(What the exercise asks): Render every line of the items below as a Markdown table with the columns Row and Line, numbering each row and omitting blank lines. Leave the pictures out of the table.

(Supplied records):
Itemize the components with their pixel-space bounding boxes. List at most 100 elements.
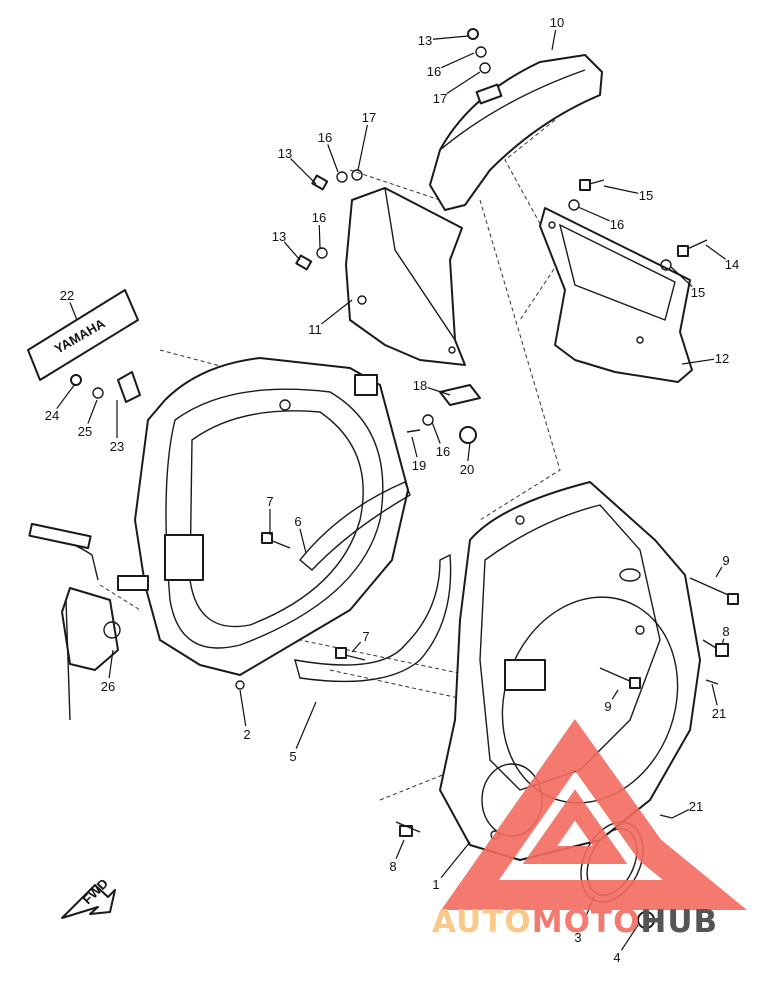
callout-14: 14 [705,244,739,272]
callout-12: 12 [681,351,729,366]
callout-leader [432,35,469,40]
callout-leader [395,839,405,859]
callout-leader [320,299,353,325]
callout-number: 2 [243,727,250,742]
callout-number: 21 [712,706,726,721]
callout-1: 1 [432,841,471,892]
callout-leader [108,649,114,679]
callout-number: 21 [689,799,703,814]
callout-leader [327,144,339,173]
callout-16: 16 [577,206,624,232]
callout-leader [620,924,639,951]
fwd-arrow: FWD [61,876,116,919]
callout-leader [56,383,76,409]
callout-number: 1 [432,877,439,892]
callout-leader [299,528,307,554]
callout-16: 16 [427,52,475,79]
callout-number: 16 [318,130,332,145]
callout-leader [357,124,368,171]
callout-number: 11 [308,322,322,337]
part-6-gasket [299,481,411,571]
part-23-clip [117,371,141,403]
callout-leader [721,638,725,646]
part-2-fan-housing [117,357,409,690]
callout-4: 4 [613,924,639,965]
callout-5: 5 [289,701,317,764]
callout-number: 5 [289,749,296,764]
callout-number: 9 [604,699,611,714]
callout-13: 13 [272,229,301,261]
watermark-text: AUTOMOTOHUB [432,904,718,940]
callout-number: 16 [427,64,441,79]
part-10-upper-bracket [429,54,603,211]
part-18-bracket [439,384,481,406]
callout-number: 12 [715,351,729,366]
callout-6: 6 [294,514,307,554]
callout-number: 6 [294,514,301,529]
callout-8: 8 [389,839,405,874]
watermark-part-hub: HUB [640,904,718,940]
callout-17: 17 [357,110,376,171]
callout-number: 4 [613,950,620,965]
callout-leader [431,421,441,444]
callout-leader [446,71,481,95]
part-12-cover-plate [539,207,693,383]
automotohub-watermark: AUTOMOTOHUB [432,719,748,940]
line-art [27,28,739,929]
callout-number: 22 [60,288,74,303]
callout-17: 17 [433,71,481,106]
callout-leader [295,701,317,749]
callout-number: 19 [412,458,426,473]
part-22-decal [27,289,139,381]
callout-leader [87,399,98,424]
callout-2: 2 [239,689,251,742]
callout-leader [427,386,451,396]
part-11-side-shroud [345,187,466,366]
callout-number: 15 [691,285,705,300]
callout-16: 16 [431,421,450,459]
callout-21: 21 [711,683,726,721]
callout-20: 20 [460,441,474,477]
callout-leader [670,266,693,288]
callout-leader [711,683,718,706]
callout-number: 13 [272,229,286,244]
callout-24: 24 [45,383,76,423]
callout-leader [603,185,639,194]
callout-7: 7 [351,629,370,653]
callout-leader [283,241,301,261]
callout-number: 16 [312,210,326,225]
callout-7: 7 [266,494,274,535]
callout-leader [440,841,471,879]
callout-number: 16 [436,444,450,459]
watermark-part-moto: MOTO [532,904,641,940]
callout-number: 15 [639,188,653,203]
callout-9: 9 [715,553,730,578]
callout-13: 13 [278,146,317,185]
callout-leader [671,809,690,819]
callout-leader [551,29,557,51]
callout-number: 7 [362,629,369,644]
watermark-part-auto: AUTO [432,904,532,940]
callout-leader [715,566,723,578]
callout-leader [681,358,715,365]
callout-18: 18 [413,378,451,396]
callout-number: 24 [45,408,59,423]
callout-number: 8 [722,624,729,639]
callout-leader [467,441,471,462]
callout-number: 26 [101,679,115,694]
callout-15: 15 [603,185,653,203]
callout-26: 26 [101,649,115,694]
callout-leader [411,436,418,458]
callout-number: 23 [110,439,124,454]
callout-23: 23 [110,400,124,454]
callout-number: 9 [722,553,729,568]
callout-16: 16 [318,130,339,173]
callout-number: 17 [362,110,376,125]
callout-leader [318,224,321,249]
callout-number: 17 [433,91,447,106]
watermark-logo [441,719,748,910]
callout-number: 25 [78,424,92,439]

(Task answer):
| Row | Line |
|---|---|
| 1 | Itemize the components with their pixel-space bounding boxes. List at most 100 elements. |
| 2 | callout-14: 14 [705,244,739,272] |
| 3 | callout-12: 12 [681,351,729,366] |
| 4 | callout-leader [432,35,469,40] |
| 5 | callout-leader [395,839,405,859] |
| 6 | callout-leader [320,299,353,325] |
| 7 | callout-number: 2 [243,727,250,742] |
| 8 | callout-number: 21 [712,706,726,721] |
| 9 | callout-1: 1 [432,841,471,892] |
| 10 | callout-leader [108,649,114,679] |
| 11 | callout-number: 21 [689,799,703,814] |
| 12 | callout-leader [327,144,339,173] |
| 13 | callout-16: 16 [577,206,624,232] |
| 14 | callout-leader [620,924,639,951] |
| 15 | fwd-arrow: FWD [61,876,116,919] |
| 16 | callout-leader [56,383,76,409] |
| 17 | callout-number: 1 [432,877,439,892] |
| 18 | callout-leader [299,528,307,554] |
| 19 | callout-16: 16 [427,52,475,79] |
| 20 | callout-number: 16 [318,130,332,145] |
| 21 | callout-leader [357,124,368,171] |
| 22 | callout-number: 11 [308,322,322,337] |
| 23 | part-6-gasket [299,481,411,571] |
| 24 | part-23-clip [117,371,141,403] |
| 25 | callout-leader [721,638,725,646] |
| 26 | part-2-fan-housing [117,357,409,690] |
| 27 | callout-4: 4 [613,924,639,965] |
| 28 | callout-5: 5 [289,701,317,764] |
| 29 | callout-number: 5 [289,749,296,764] |
| 30 | callout-number: 9 [604,699,611,714] |
| 31 | callout-13: 13 [272,229,301,261] |
| 32 | watermark-text: AUTOMOTOHUB [432,904,718,940] |
| 33 | callout-number: 16 [427,64,441,79] |
| 34 | part-10-upper-bracket [429,54,603,211] |
| 35 | part-18-bracket [439,384,481,406] |
| 36 | callout-number: 12 [715,351,729,366] |
| 37 | callout-6: 6 [294,514,307,554] |
| 38 | callout-number: 6 [294,514,301,529] |
| 39 | callout-8: 8 [389,839,405,874] |
| 40 | watermark-part-hub: HUB [640,904,718,940] |
| 41 | callout-17: 17 [357,110,376,171] |
| 42 | callout-number: 4 [613,950,620,965] |
| 43 | callout-leader [431,421,441,444] |
| 44 | callout-leader [446,71,481,95] |
| 45 | part-12-cover-plate [539,207,693,383] |
| 46 | automotohub-watermark: AUTOMOTOHUB [432,719,748,940] |
| 47 | line-art [27,28,739,929] |
| 48 | callout-number: 22 [60,288,74,303] |
| 49 | callout-17: 17 [433,71,481,106] |
| 50 | callout-leader [295,701,317,749] |
| 51 | callout-number: 19 [412,458,426,473] |
| 52 | part-22-decal [27,289,139,381] |
| 53 | callout-leader [87,399,98,424] |
| 54 | callout-2: 2 [239,689,251,742] |
| 55 | callout-leader [427,386,451,396] |
| 56 | part-11-side-shroud [345,187,466,366] |
| 57 | callout-number: 15 [691,285,705,300] |
| 58 | callout-16: 16 [431,421,450,459] |
| 59 | callout-21: 21 [711,683,726,721] |
| 60 | callout-20: 20 [460,441,474,477] |
| 61 | callout-leader [670,266,693,288] |
| 62 | callout-leader [711,683,718,706] |
| 63 | callout-number: 13 [272,229,286,244] |
| 64 | callout-24: 24 [45,383,76,423] |
| 65 | callout-leader [603,185,639,194] |
| 66 | callout-7: 7 [351,629,370,653] |
| 67 | callout-leader [283,241,301,261] |
| 68 | callout-number: 16 [312,210,326,225] |
| 69 | callout-7: 7 [266,494,274,535] |
| 70 | callout-leader [440,841,471,879] |
| 71 | callout-number: 16 [436,444,450,459] |
| 72 | watermark-part-moto: MOTO [532,904,641,940] |
| 73 | callout-number: 15 [639,188,653,203] |
| 74 | callout-9: 9 [715,553,730,578] |
| 75 | callout-13: 13 [278,146,317,185] |
| 76 | callout-leader [671,809,690,819] |
| 77 | callout-leader [551,29,557,51] |
| 78 | callout-number: 7 [362,629,369,644] |
| 79 | watermark-part-auto: AUTO [432,904,532,940] |
| 80 | callout-leader [715,566,723,578] |
| 81 | callout-leader [681,358,715,365] |
| 82 | callout-18: 18 [413,378,451,396] |
| 83 | callout-number: 24 [45,408,59,423] |
| 84 | callout-number: 8 [722,624,729,639] |
| 85 | callout-leader [467,441,471,462] |
| 86 | callout-number: 26 [101,679,115,694] |
| 87 | callout-15: 15 [603,185,653,203] |
| 88 | callout-26: 26 [101,649,115,694] |
| 89 | callout-leader [411,436,418,458] |
| 90 | callout-number: 23 [110,439,124,454] |
| 91 | callout-23: 23 [110,400,124,454] |
| 92 | callout-number: 9 [722,553,729,568] |
| 93 | callout-16: 16 [318,130,339,173] |
| 94 | callout-number: 17 [362,110,376,125] |
| 95 | callout-leader [318,224,321,249] |
| 96 | callout-number: 17 [433,91,447,106] |
| 97 | watermark-logo [441,719,748,910] |
| 98 | callout-number: 25 [78,424,92,439] |